OBJECTIVE: From the records, pick out and copy each line containing "перекрытия".

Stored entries
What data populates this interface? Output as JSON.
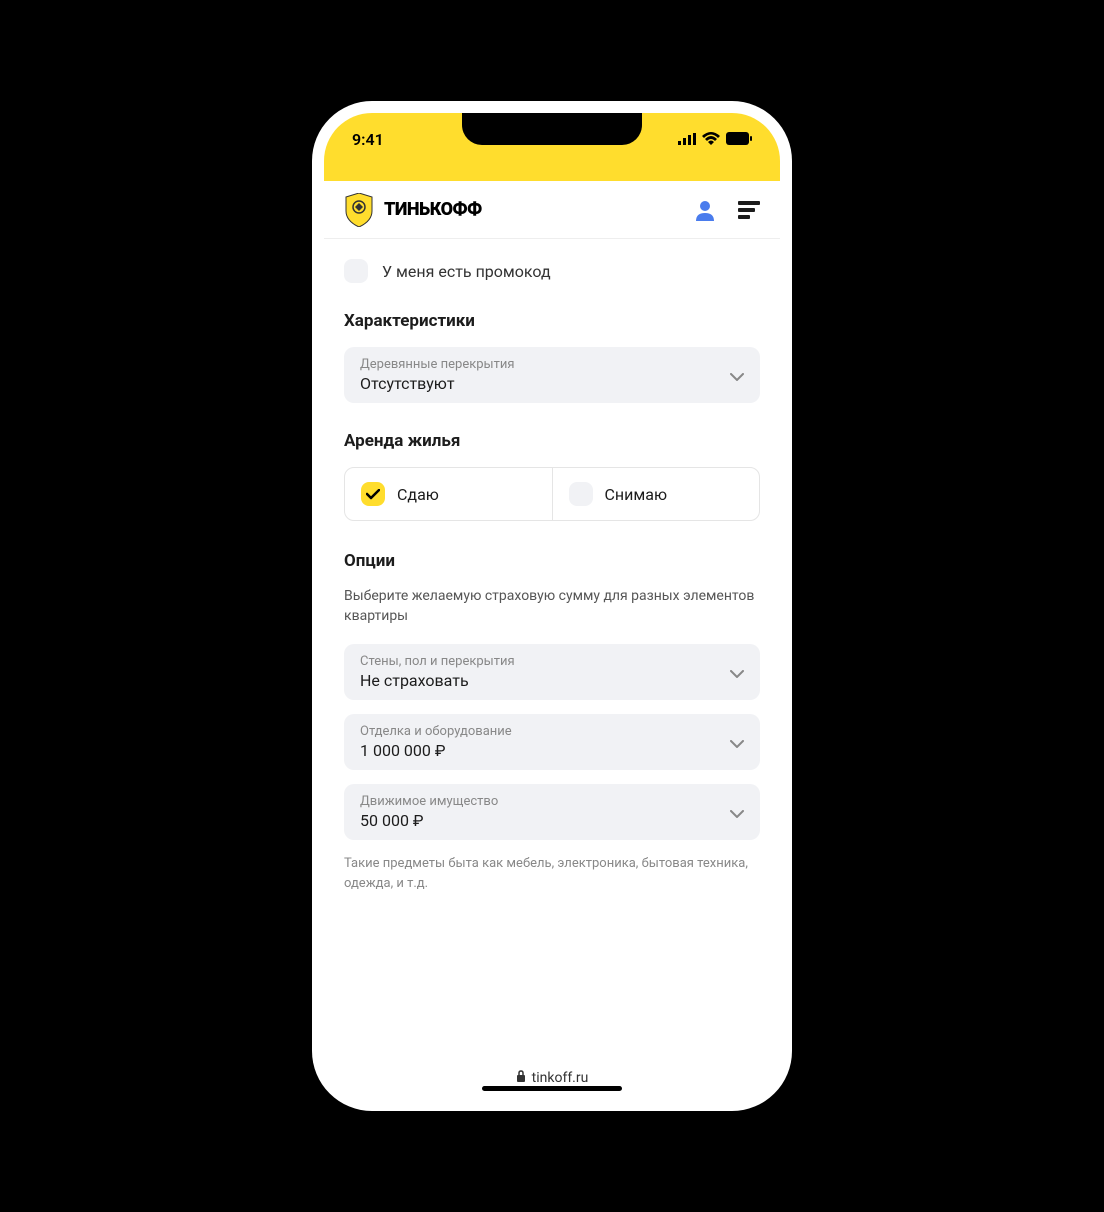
{
  "status": {
    "time": "9:41"
  },
  "header": {
    "brand": "ТИНЬКОФФ"
  },
  "promo": {
    "label": "У меня есть промокод"
  },
  "characteristics": {
    "title": "Характеристики",
    "floor": {
      "label": "Деревянные перекрытия",
      "value": "Отсутствуют"
    }
  },
  "rental": {
    "title": "Аренда жилья",
    "options": [
      {
        "label": "Сдаю",
        "checked": true
      },
      {
        "label": "Снимаю",
        "checked": false
      }
    ]
  },
  "options": {
    "title": "Опции",
    "subtitle": "Выберите желаемую страховую сумму для разных элементов квартиры",
    "items": [
      {
        "label": "Стены, пол и перекрытия",
        "value": "Не страховать"
      },
      {
        "label": "Отделка и оборудование",
        "value": "1 000 000 ₽"
      },
      {
        "label": "Движимое имущество",
        "value": "50 000 ₽"
      }
    ],
    "helper": "Такие предметы быта как мебель, электроника, бытовая техника, одежда, и т.д."
  },
  "browser": {
    "url": "tinkoff.ru"
  }
}
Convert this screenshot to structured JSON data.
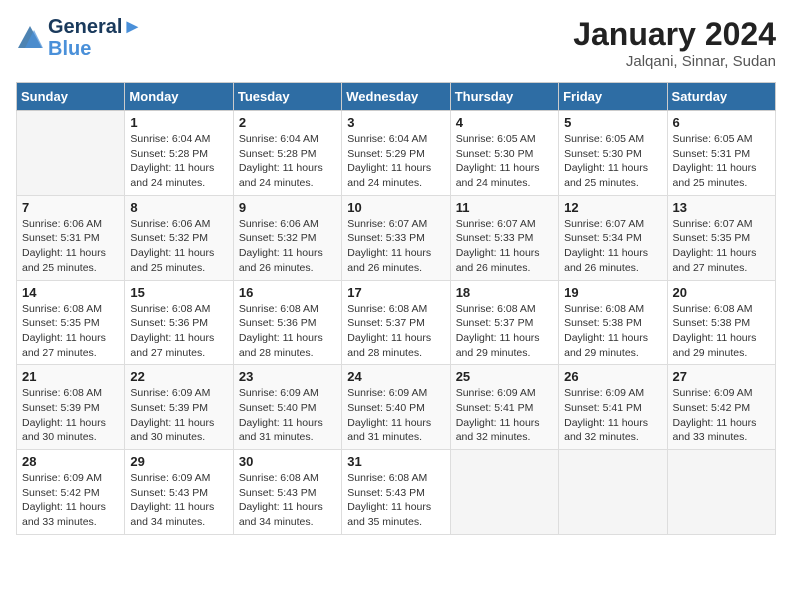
{
  "header": {
    "logo_line1": "General",
    "logo_line2": "Blue",
    "month_year": "January 2024",
    "location": "Jalqani, Sinnar, Sudan"
  },
  "weekdays": [
    "Sunday",
    "Monday",
    "Tuesday",
    "Wednesday",
    "Thursday",
    "Friday",
    "Saturday"
  ],
  "weeks": [
    [
      {
        "day": "",
        "sunrise": "",
        "sunset": "",
        "daylight": ""
      },
      {
        "day": "1",
        "sunrise": "Sunrise: 6:04 AM",
        "sunset": "Sunset: 5:28 PM",
        "daylight": "Daylight: 11 hours and 24 minutes."
      },
      {
        "day": "2",
        "sunrise": "Sunrise: 6:04 AM",
        "sunset": "Sunset: 5:28 PM",
        "daylight": "Daylight: 11 hours and 24 minutes."
      },
      {
        "day": "3",
        "sunrise": "Sunrise: 6:04 AM",
        "sunset": "Sunset: 5:29 PM",
        "daylight": "Daylight: 11 hours and 24 minutes."
      },
      {
        "day": "4",
        "sunrise": "Sunrise: 6:05 AM",
        "sunset": "Sunset: 5:30 PM",
        "daylight": "Daylight: 11 hours and 24 minutes."
      },
      {
        "day": "5",
        "sunrise": "Sunrise: 6:05 AM",
        "sunset": "Sunset: 5:30 PM",
        "daylight": "Daylight: 11 hours and 25 minutes."
      },
      {
        "day": "6",
        "sunrise": "Sunrise: 6:05 AM",
        "sunset": "Sunset: 5:31 PM",
        "daylight": "Daylight: 11 hours and 25 minutes."
      }
    ],
    [
      {
        "day": "7",
        "sunrise": "Sunrise: 6:06 AM",
        "sunset": "Sunset: 5:31 PM",
        "daylight": "Daylight: 11 hours and 25 minutes."
      },
      {
        "day": "8",
        "sunrise": "Sunrise: 6:06 AM",
        "sunset": "Sunset: 5:32 PM",
        "daylight": "Daylight: 11 hours and 25 minutes."
      },
      {
        "day": "9",
        "sunrise": "Sunrise: 6:06 AM",
        "sunset": "Sunset: 5:32 PM",
        "daylight": "Daylight: 11 hours and 26 minutes."
      },
      {
        "day": "10",
        "sunrise": "Sunrise: 6:07 AM",
        "sunset": "Sunset: 5:33 PM",
        "daylight": "Daylight: 11 hours and 26 minutes."
      },
      {
        "day": "11",
        "sunrise": "Sunrise: 6:07 AM",
        "sunset": "Sunset: 5:33 PM",
        "daylight": "Daylight: 11 hours and 26 minutes."
      },
      {
        "day": "12",
        "sunrise": "Sunrise: 6:07 AM",
        "sunset": "Sunset: 5:34 PM",
        "daylight": "Daylight: 11 hours and 26 minutes."
      },
      {
        "day": "13",
        "sunrise": "Sunrise: 6:07 AM",
        "sunset": "Sunset: 5:35 PM",
        "daylight": "Daylight: 11 hours and 27 minutes."
      }
    ],
    [
      {
        "day": "14",
        "sunrise": "Sunrise: 6:08 AM",
        "sunset": "Sunset: 5:35 PM",
        "daylight": "Daylight: 11 hours and 27 minutes."
      },
      {
        "day": "15",
        "sunrise": "Sunrise: 6:08 AM",
        "sunset": "Sunset: 5:36 PM",
        "daylight": "Daylight: 11 hours and 27 minutes."
      },
      {
        "day": "16",
        "sunrise": "Sunrise: 6:08 AM",
        "sunset": "Sunset: 5:36 PM",
        "daylight": "Daylight: 11 hours and 28 minutes."
      },
      {
        "day": "17",
        "sunrise": "Sunrise: 6:08 AM",
        "sunset": "Sunset: 5:37 PM",
        "daylight": "Daylight: 11 hours and 28 minutes."
      },
      {
        "day": "18",
        "sunrise": "Sunrise: 6:08 AM",
        "sunset": "Sunset: 5:37 PM",
        "daylight": "Daylight: 11 hours and 29 minutes."
      },
      {
        "day": "19",
        "sunrise": "Sunrise: 6:08 AM",
        "sunset": "Sunset: 5:38 PM",
        "daylight": "Daylight: 11 hours and 29 minutes."
      },
      {
        "day": "20",
        "sunrise": "Sunrise: 6:08 AM",
        "sunset": "Sunset: 5:38 PM",
        "daylight": "Daylight: 11 hours and 29 minutes."
      }
    ],
    [
      {
        "day": "21",
        "sunrise": "Sunrise: 6:08 AM",
        "sunset": "Sunset: 5:39 PM",
        "daylight": "Daylight: 11 hours and 30 minutes."
      },
      {
        "day": "22",
        "sunrise": "Sunrise: 6:09 AM",
        "sunset": "Sunset: 5:39 PM",
        "daylight": "Daylight: 11 hours and 30 minutes."
      },
      {
        "day": "23",
        "sunrise": "Sunrise: 6:09 AM",
        "sunset": "Sunset: 5:40 PM",
        "daylight": "Daylight: 11 hours and 31 minutes."
      },
      {
        "day": "24",
        "sunrise": "Sunrise: 6:09 AM",
        "sunset": "Sunset: 5:40 PM",
        "daylight": "Daylight: 11 hours and 31 minutes."
      },
      {
        "day": "25",
        "sunrise": "Sunrise: 6:09 AM",
        "sunset": "Sunset: 5:41 PM",
        "daylight": "Daylight: 11 hours and 32 minutes."
      },
      {
        "day": "26",
        "sunrise": "Sunrise: 6:09 AM",
        "sunset": "Sunset: 5:41 PM",
        "daylight": "Daylight: 11 hours and 32 minutes."
      },
      {
        "day": "27",
        "sunrise": "Sunrise: 6:09 AM",
        "sunset": "Sunset: 5:42 PM",
        "daylight": "Daylight: 11 hours and 33 minutes."
      }
    ],
    [
      {
        "day": "28",
        "sunrise": "Sunrise: 6:09 AM",
        "sunset": "Sunset: 5:42 PM",
        "daylight": "Daylight: 11 hours and 33 minutes."
      },
      {
        "day": "29",
        "sunrise": "Sunrise: 6:09 AM",
        "sunset": "Sunset: 5:43 PM",
        "daylight": "Daylight: 11 hours and 34 minutes."
      },
      {
        "day": "30",
        "sunrise": "Sunrise: 6:08 AM",
        "sunset": "Sunset: 5:43 PM",
        "daylight": "Daylight: 11 hours and 34 minutes."
      },
      {
        "day": "31",
        "sunrise": "Sunrise: 6:08 AM",
        "sunset": "Sunset: 5:43 PM",
        "daylight": "Daylight: 11 hours and 35 minutes."
      },
      {
        "day": "",
        "sunrise": "",
        "sunset": "",
        "daylight": ""
      },
      {
        "day": "",
        "sunrise": "",
        "sunset": "",
        "daylight": ""
      },
      {
        "day": "",
        "sunrise": "",
        "sunset": "",
        "daylight": ""
      }
    ]
  ]
}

ANSWER:
      "label": "Деревянные перекрытия",
        "label": "Стены, пол и перекрытия",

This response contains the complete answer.